### GOAL A
Copy verbatim the passage of the forum thread on the exclusion in the expatriation year from "# FIE expatriation" to "(Nov 16, 2007)".

[START OF SELECTED EXTRACT]

# FIE expatriation year - advice?



## havgap (Jan 28, 2012)

I am filling out the 1040 for the year of expatriation,with an expatriation date of 22 April. The question is, can I take the FIE exactly as I have done in the previous years for those 3.5 months of income this form reports on? Is there anything in particular I should be be careful about here? Any advice appreciated.


----------



## Bevdeforges (Nov 16, 2007)

FEIE or FTC? I suspect you mean the FEIE (Foreign Earned Income Exclusion) - and yes, you should be able to take it just as you have in the past, as long as you meet the requirements.
Cheers,
Bev


----------



## havgap (Jan 28, 2012)

Bevdeforges said:


> FEIE or FTC? I suspect you mean the FEIE (Foreign Earned Income Exclusion) - and yes, you should be able to take it just as you have in the past, as long as you meet the requirements.
> Cheers,
> Bev



Jepp, FEIE was what I meant.Thanks Bev : - )


----------



## Waldemar22 (Oct 27, 2011)

havgap said:


> Jepp, FEIE was what I meant.Thanks Bev : - )


Hi can you explain what you did? I also renounced in April and need to use this hopefully. HOw did you do it? Did you use 2555 ez? and just put in the days from jan-april you were abroad? 

Also can I ask what about after? did you file a 1040 NR?

Thanks for the help!


----------

[END OF SELECTED EXTRACT]
[START OF EXERCISE INPUTS]

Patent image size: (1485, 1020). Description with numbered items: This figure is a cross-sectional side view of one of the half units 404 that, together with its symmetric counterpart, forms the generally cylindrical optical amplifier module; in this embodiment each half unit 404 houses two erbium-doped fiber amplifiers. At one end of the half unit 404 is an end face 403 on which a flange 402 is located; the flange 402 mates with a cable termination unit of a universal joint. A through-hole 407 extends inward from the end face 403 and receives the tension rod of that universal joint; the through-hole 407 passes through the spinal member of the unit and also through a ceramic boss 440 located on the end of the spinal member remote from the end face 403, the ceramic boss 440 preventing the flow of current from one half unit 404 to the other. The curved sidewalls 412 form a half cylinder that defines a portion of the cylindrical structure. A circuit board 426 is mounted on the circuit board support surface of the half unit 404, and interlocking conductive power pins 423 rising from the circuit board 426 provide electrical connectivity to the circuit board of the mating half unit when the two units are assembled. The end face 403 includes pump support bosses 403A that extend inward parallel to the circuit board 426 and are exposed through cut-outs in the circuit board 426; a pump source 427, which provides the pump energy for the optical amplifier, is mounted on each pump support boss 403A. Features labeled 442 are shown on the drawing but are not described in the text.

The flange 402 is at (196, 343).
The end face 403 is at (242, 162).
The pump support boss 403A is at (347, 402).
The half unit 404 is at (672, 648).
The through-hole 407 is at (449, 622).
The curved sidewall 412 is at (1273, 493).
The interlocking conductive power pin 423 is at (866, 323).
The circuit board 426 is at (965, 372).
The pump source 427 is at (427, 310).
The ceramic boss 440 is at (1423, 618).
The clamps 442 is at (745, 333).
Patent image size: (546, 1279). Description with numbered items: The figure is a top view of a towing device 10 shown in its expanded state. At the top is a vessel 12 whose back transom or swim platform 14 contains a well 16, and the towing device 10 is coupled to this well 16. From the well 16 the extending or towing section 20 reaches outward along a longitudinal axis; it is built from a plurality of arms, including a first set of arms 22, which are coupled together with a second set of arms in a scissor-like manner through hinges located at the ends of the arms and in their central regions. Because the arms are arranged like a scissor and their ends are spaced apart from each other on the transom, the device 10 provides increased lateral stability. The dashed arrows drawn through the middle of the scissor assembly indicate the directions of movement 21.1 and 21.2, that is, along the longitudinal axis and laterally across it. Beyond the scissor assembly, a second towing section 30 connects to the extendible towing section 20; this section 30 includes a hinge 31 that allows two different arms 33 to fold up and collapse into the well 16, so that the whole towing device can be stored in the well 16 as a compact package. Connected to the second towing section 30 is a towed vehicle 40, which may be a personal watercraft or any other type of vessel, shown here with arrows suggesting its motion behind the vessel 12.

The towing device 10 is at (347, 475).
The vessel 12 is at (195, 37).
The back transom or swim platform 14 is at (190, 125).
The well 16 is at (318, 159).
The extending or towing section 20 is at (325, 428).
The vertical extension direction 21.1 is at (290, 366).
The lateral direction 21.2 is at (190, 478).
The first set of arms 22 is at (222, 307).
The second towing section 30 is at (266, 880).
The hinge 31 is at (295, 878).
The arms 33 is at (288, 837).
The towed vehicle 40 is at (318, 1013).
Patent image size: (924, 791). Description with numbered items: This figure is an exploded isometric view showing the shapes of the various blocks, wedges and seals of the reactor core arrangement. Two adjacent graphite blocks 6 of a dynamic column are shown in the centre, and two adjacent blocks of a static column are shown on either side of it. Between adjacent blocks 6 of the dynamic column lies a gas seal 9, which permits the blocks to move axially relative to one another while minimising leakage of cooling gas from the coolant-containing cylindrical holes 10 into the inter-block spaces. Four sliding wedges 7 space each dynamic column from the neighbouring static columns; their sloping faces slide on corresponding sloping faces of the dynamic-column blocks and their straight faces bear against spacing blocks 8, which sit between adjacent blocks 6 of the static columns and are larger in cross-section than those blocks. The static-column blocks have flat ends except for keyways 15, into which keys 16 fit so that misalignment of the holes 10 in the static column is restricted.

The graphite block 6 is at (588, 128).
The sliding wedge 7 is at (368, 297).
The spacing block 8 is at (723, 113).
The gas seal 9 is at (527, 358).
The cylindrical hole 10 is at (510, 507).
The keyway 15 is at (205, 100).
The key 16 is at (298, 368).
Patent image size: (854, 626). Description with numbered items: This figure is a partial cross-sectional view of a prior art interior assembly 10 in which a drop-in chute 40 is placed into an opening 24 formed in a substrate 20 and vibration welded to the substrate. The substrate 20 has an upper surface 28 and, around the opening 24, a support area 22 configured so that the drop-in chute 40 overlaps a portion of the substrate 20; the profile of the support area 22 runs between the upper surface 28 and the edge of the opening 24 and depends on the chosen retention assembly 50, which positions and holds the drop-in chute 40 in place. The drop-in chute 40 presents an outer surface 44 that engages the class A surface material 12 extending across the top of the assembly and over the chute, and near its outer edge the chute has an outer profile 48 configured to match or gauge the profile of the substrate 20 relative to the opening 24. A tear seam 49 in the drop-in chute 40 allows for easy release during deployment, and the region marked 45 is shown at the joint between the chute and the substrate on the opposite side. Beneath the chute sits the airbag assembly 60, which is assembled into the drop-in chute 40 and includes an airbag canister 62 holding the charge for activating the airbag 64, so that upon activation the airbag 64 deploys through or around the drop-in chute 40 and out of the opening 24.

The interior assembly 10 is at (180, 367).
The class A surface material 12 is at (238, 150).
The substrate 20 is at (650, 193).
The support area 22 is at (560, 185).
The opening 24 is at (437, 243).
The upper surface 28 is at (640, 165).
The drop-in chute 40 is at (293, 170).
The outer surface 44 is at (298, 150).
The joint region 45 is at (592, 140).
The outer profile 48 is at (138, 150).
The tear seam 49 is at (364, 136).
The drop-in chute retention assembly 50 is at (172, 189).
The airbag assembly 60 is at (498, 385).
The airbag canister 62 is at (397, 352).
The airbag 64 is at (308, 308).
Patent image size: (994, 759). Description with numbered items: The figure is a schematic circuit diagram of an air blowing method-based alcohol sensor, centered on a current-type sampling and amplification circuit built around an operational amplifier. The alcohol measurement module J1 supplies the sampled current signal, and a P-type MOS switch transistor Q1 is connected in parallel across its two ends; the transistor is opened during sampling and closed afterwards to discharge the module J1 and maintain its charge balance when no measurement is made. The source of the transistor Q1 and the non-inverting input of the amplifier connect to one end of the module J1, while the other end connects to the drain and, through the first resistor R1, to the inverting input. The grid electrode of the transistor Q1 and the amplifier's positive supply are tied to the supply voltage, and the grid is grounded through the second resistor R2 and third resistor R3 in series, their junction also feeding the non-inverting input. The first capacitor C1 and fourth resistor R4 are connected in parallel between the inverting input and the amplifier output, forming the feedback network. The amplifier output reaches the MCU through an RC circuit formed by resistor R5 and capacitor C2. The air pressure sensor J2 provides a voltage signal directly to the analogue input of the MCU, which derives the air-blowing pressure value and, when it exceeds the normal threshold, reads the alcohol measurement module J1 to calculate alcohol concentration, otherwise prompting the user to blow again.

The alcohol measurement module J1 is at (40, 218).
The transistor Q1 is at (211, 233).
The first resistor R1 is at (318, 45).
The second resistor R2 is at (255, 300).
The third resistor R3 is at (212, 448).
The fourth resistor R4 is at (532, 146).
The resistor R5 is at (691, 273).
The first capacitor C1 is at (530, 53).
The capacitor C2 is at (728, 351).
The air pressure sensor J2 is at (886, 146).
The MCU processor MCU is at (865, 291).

[END OF EXERCISE INPUTS]

### GOAL B
In the records, substitute "exploded perspective view" for "exploded isometric view" in the lines from the line with "Patent image size: (924, 791)." to the line with "The key 16 is at (298, 368).", and give only those lines with everything else unchanged.

### CORRECT OUTPUT A
# FIE expatriation year - advice?



## havgap (Jan 28, 2012)

I am filling out the 1040 for the year of expatriation,with an expatriation date of 22 April. The question is, can I take the FIE exactly as I have done in the previous years for those 3.5 months of income this form reports on? Is there anything in particular I should be be careful about here? Any advice appreciated.


----------



## Bevdeforges (Nov 16, 2007)

### CORRECT OUTPUT B
Patent image size: (924, 791). Description with numbered items: This figure is an exploded perspective view showing the shapes of the various blocks, wedges and seals of the reactor core arrangement. Two adjacent graphite blocks 6 of a dynamic column are shown in the centre, and two adjacent blocks of a static column are shown on either side of it. Between adjacent blocks 6 of the dynamic column lies a gas seal 9, which permits the blocks to move axially relative to one another while minimising leakage of cooling gas from the coolant-containing cylindrical holes 10 into the inter-block spaces. Four sliding wedges 7 space each dynamic column from the neighbouring static columns; their sloping faces slide on corresponding sloping faces of the dynamic-column blocks and their straight faces bear against spacing blocks 8, which sit between adjacent blocks 6 of the static columns and are larger in cross-section than those blocks. The static-column blocks have flat ends except for keyways 15, into which keys 16 fit so that misalignment of the holes 10 in the static column is restricted.

The graphite block 6 is at (588, 128).
The sliding wedge 7 is at (368, 297).
The spacing block 8 is at (723, 113).
The gas seal 9 is at (527, 358).
The cylindrical hole 10 is at (510, 507).
The keyway 15 is at (205, 100).
The key 16 is at (298, 368).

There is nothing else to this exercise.